▸ Problem to work on
Leaving out the pictures, please retype each record exactly.

★ ★ ★ ★ ★

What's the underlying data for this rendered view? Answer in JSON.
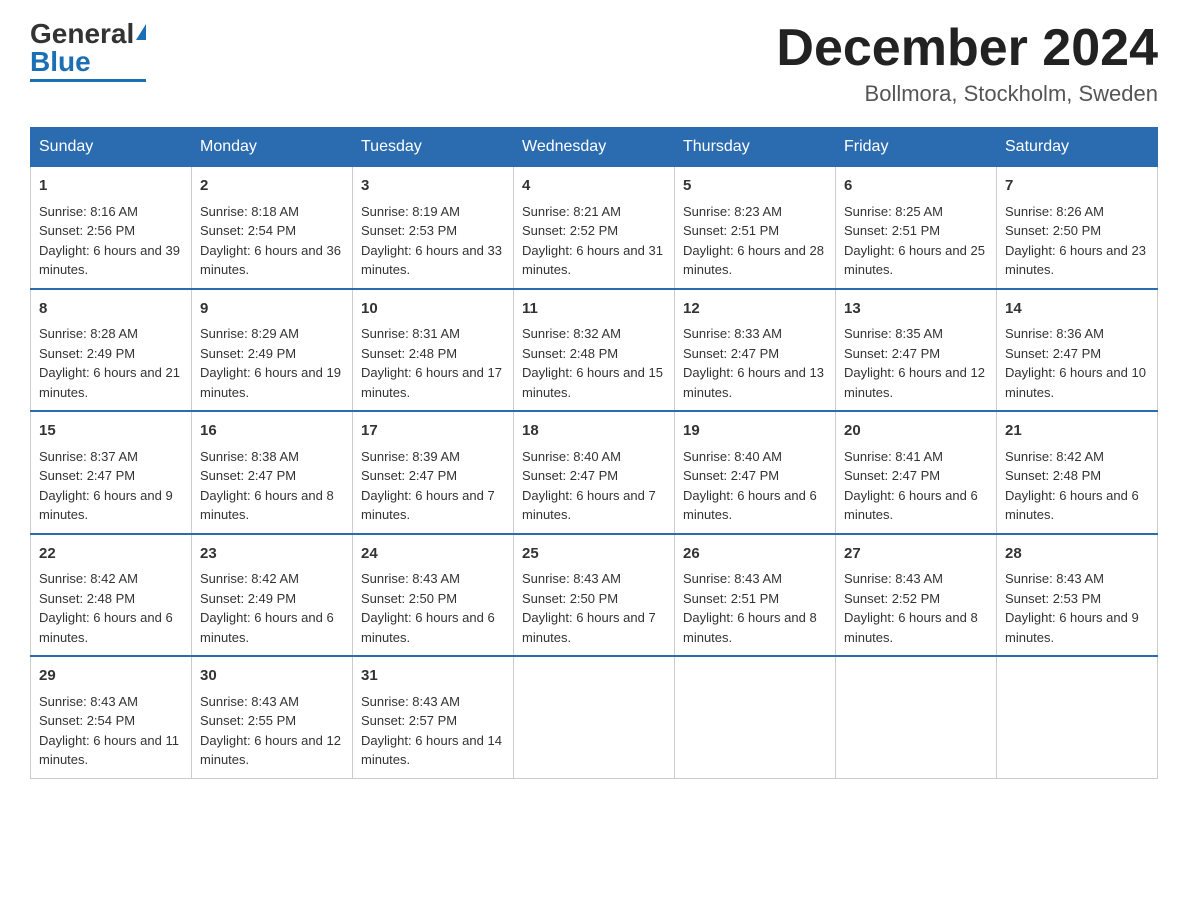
{
  "logo": {
    "text_general": "General",
    "text_blue": "Blue"
  },
  "header": {
    "month": "December 2024",
    "location": "Bollmora, Stockholm, Sweden"
  },
  "days_of_week": [
    "Sunday",
    "Monday",
    "Tuesday",
    "Wednesday",
    "Thursday",
    "Friday",
    "Saturday"
  ],
  "weeks": [
    [
      {
        "day": "1",
        "sunrise": "8:16 AM",
        "sunset": "2:56 PM",
        "daylight": "6 hours and 39 minutes."
      },
      {
        "day": "2",
        "sunrise": "8:18 AM",
        "sunset": "2:54 PM",
        "daylight": "6 hours and 36 minutes."
      },
      {
        "day": "3",
        "sunrise": "8:19 AM",
        "sunset": "2:53 PM",
        "daylight": "6 hours and 33 minutes."
      },
      {
        "day": "4",
        "sunrise": "8:21 AM",
        "sunset": "2:52 PM",
        "daylight": "6 hours and 31 minutes."
      },
      {
        "day": "5",
        "sunrise": "8:23 AM",
        "sunset": "2:51 PM",
        "daylight": "6 hours and 28 minutes."
      },
      {
        "day": "6",
        "sunrise": "8:25 AM",
        "sunset": "2:51 PM",
        "daylight": "6 hours and 25 minutes."
      },
      {
        "day": "7",
        "sunrise": "8:26 AM",
        "sunset": "2:50 PM",
        "daylight": "6 hours and 23 minutes."
      }
    ],
    [
      {
        "day": "8",
        "sunrise": "8:28 AM",
        "sunset": "2:49 PM",
        "daylight": "6 hours and 21 minutes."
      },
      {
        "day": "9",
        "sunrise": "8:29 AM",
        "sunset": "2:49 PM",
        "daylight": "6 hours and 19 minutes."
      },
      {
        "day": "10",
        "sunrise": "8:31 AM",
        "sunset": "2:48 PM",
        "daylight": "6 hours and 17 minutes."
      },
      {
        "day": "11",
        "sunrise": "8:32 AM",
        "sunset": "2:48 PM",
        "daylight": "6 hours and 15 minutes."
      },
      {
        "day": "12",
        "sunrise": "8:33 AM",
        "sunset": "2:47 PM",
        "daylight": "6 hours and 13 minutes."
      },
      {
        "day": "13",
        "sunrise": "8:35 AM",
        "sunset": "2:47 PM",
        "daylight": "6 hours and 12 minutes."
      },
      {
        "day": "14",
        "sunrise": "8:36 AM",
        "sunset": "2:47 PM",
        "daylight": "6 hours and 10 minutes."
      }
    ],
    [
      {
        "day": "15",
        "sunrise": "8:37 AM",
        "sunset": "2:47 PM",
        "daylight": "6 hours and 9 minutes."
      },
      {
        "day": "16",
        "sunrise": "8:38 AM",
        "sunset": "2:47 PM",
        "daylight": "6 hours and 8 minutes."
      },
      {
        "day": "17",
        "sunrise": "8:39 AM",
        "sunset": "2:47 PM",
        "daylight": "6 hours and 7 minutes."
      },
      {
        "day": "18",
        "sunrise": "8:40 AM",
        "sunset": "2:47 PM",
        "daylight": "6 hours and 7 minutes."
      },
      {
        "day": "19",
        "sunrise": "8:40 AM",
        "sunset": "2:47 PM",
        "daylight": "6 hours and 6 minutes."
      },
      {
        "day": "20",
        "sunrise": "8:41 AM",
        "sunset": "2:47 PM",
        "daylight": "6 hours and 6 minutes."
      },
      {
        "day": "21",
        "sunrise": "8:42 AM",
        "sunset": "2:48 PM",
        "daylight": "6 hours and 6 minutes."
      }
    ],
    [
      {
        "day": "22",
        "sunrise": "8:42 AM",
        "sunset": "2:48 PM",
        "daylight": "6 hours and 6 minutes."
      },
      {
        "day": "23",
        "sunrise": "8:42 AM",
        "sunset": "2:49 PM",
        "daylight": "6 hours and 6 minutes."
      },
      {
        "day": "24",
        "sunrise": "8:43 AM",
        "sunset": "2:50 PM",
        "daylight": "6 hours and 6 minutes."
      },
      {
        "day": "25",
        "sunrise": "8:43 AM",
        "sunset": "2:50 PM",
        "daylight": "6 hours and 7 minutes."
      },
      {
        "day": "26",
        "sunrise": "8:43 AM",
        "sunset": "2:51 PM",
        "daylight": "6 hours and 8 minutes."
      },
      {
        "day": "27",
        "sunrise": "8:43 AM",
        "sunset": "2:52 PM",
        "daylight": "6 hours and 8 minutes."
      },
      {
        "day": "28",
        "sunrise": "8:43 AM",
        "sunset": "2:53 PM",
        "daylight": "6 hours and 9 minutes."
      }
    ],
    [
      {
        "day": "29",
        "sunrise": "8:43 AM",
        "sunset": "2:54 PM",
        "daylight": "6 hours and 11 minutes."
      },
      {
        "day": "30",
        "sunrise": "8:43 AM",
        "sunset": "2:55 PM",
        "daylight": "6 hours and 12 minutes."
      },
      {
        "day": "31",
        "sunrise": "8:43 AM",
        "sunset": "2:57 PM",
        "daylight": "6 hours and 14 minutes."
      },
      null,
      null,
      null,
      null
    ]
  ]
}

★ ★ ★ ★ ★

▸ Correct response
What's the underlying data for this rendered view? Answer in JSON.
{
  "logo": {
    "text_general": "General",
    "text_blue": "Blue"
  },
  "header": {
    "month": "December 2024",
    "location": "Bollmora, Stockholm, Sweden"
  },
  "days_of_week": [
    "Sunday",
    "Monday",
    "Tuesday",
    "Wednesday",
    "Thursday",
    "Friday",
    "Saturday"
  ],
  "weeks": [
    [
      {
        "day": "1",
        "sunrise": "8:16 AM",
        "sunset": "2:56 PM",
        "daylight": "6 hours and 39 minutes."
      },
      {
        "day": "2",
        "sunrise": "8:18 AM",
        "sunset": "2:54 PM",
        "daylight": "6 hours and 36 minutes."
      },
      {
        "day": "3",
        "sunrise": "8:19 AM",
        "sunset": "2:53 PM",
        "daylight": "6 hours and 33 minutes."
      },
      {
        "day": "4",
        "sunrise": "8:21 AM",
        "sunset": "2:52 PM",
        "daylight": "6 hours and 31 minutes."
      },
      {
        "day": "5",
        "sunrise": "8:23 AM",
        "sunset": "2:51 PM",
        "daylight": "6 hours and 28 minutes."
      },
      {
        "day": "6",
        "sunrise": "8:25 AM",
        "sunset": "2:51 PM",
        "daylight": "6 hours and 25 minutes."
      },
      {
        "day": "7",
        "sunrise": "8:26 AM",
        "sunset": "2:50 PM",
        "daylight": "6 hours and 23 minutes."
      }
    ],
    [
      {
        "day": "8",
        "sunrise": "8:28 AM",
        "sunset": "2:49 PM",
        "daylight": "6 hours and 21 minutes."
      },
      {
        "day": "9",
        "sunrise": "8:29 AM",
        "sunset": "2:49 PM",
        "daylight": "6 hours and 19 minutes."
      },
      {
        "day": "10",
        "sunrise": "8:31 AM",
        "sunset": "2:48 PM",
        "daylight": "6 hours and 17 minutes."
      },
      {
        "day": "11",
        "sunrise": "8:32 AM",
        "sunset": "2:48 PM",
        "daylight": "6 hours and 15 minutes."
      },
      {
        "day": "12",
        "sunrise": "8:33 AM",
        "sunset": "2:47 PM",
        "daylight": "6 hours and 13 minutes."
      },
      {
        "day": "13",
        "sunrise": "8:35 AM",
        "sunset": "2:47 PM",
        "daylight": "6 hours and 12 minutes."
      },
      {
        "day": "14",
        "sunrise": "8:36 AM",
        "sunset": "2:47 PM",
        "daylight": "6 hours and 10 minutes."
      }
    ],
    [
      {
        "day": "15",
        "sunrise": "8:37 AM",
        "sunset": "2:47 PM",
        "daylight": "6 hours and 9 minutes."
      },
      {
        "day": "16",
        "sunrise": "8:38 AM",
        "sunset": "2:47 PM",
        "daylight": "6 hours and 8 minutes."
      },
      {
        "day": "17",
        "sunrise": "8:39 AM",
        "sunset": "2:47 PM",
        "daylight": "6 hours and 7 minutes."
      },
      {
        "day": "18",
        "sunrise": "8:40 AM",
        "sunset": "2:47 PM",
        "daylight": "6 hours and 7 minutes."
      },
      {
        "day": "19",
        "sunrise": "8:40 AM",
        "sunset": "2:47 PM",
        "daylight": "6 hours and 6 minutes."
      },
      {
        "day": "20",
        "sunrise": "8:41 AM",
        "sunset": "2:47 PM",
        "daylight": "6 hours and 6 minutes."
      },
      {
        "day": "21",
        "sunrise": "8:42 AM",
        "sunset": "2:48 PM",
        "daylight": "6 hours and 6 minutes."
      }
    ],
    [
      {
        "day": "22",
        "sunrise": "8:42 AM",
        "sunset": "2:48 PM",
        "daylight": "6 hours and 6 minutes."
      },
      {
        "day": "23",
        "sunrise": "8:42 AM",
        "sunset": "2:49 PM",
        "daylight": "6 hours and 6 minutes."
      },
      {
        "day": "24",
        "sunrise": "8:43 AM",
        "sunset": "2:50 PM",
        "daylight": "6 hours and 6 minutes."
      },
      {
        "day": "25",
        "sunrise": "8:43 AM",
        "sunset": "2:50 PM",
        "daylight": "6 hours and 7 minutes."
      },
      {
        "day": "26",
        "sunrise": "8:43 AM",
        "sunset": "2:51 PM",
        "daylight": "6 hours and 8 minutes."
      },
      {
        "day": "27",
        "sunrise": "8:43 AM",
        "sunset": "2:52 PM",
        "daylight": "6 hours and 8 minutes."
      },
      {
        "day": "28",
        "sunrise": "8:43 AM",
        "sunset": "2:53 PM",
        "daylight": "6 hours and 9 minutes."
      }
    ],
    [
      {
        "day": "29",
        "sunrise": "8:43 AM",
        "sunset": "2:54 PM",
        "daylight": "6 hours and 11 minutes."
      },
      {
        "day": "30",
        "sunrise": "8:43 AM",
        "sunset": "2:55 PM",
        "daylight": "6 hours and 12 minutes."
      },
      {
        "day": "31",
        "sunrise": "8:43 AM",
        "sunset": "2:57 PM",
        "daylight": "6 hours and 14 minutes."
      },
      null,
      null,
      null,
      null
    ]
  ]
}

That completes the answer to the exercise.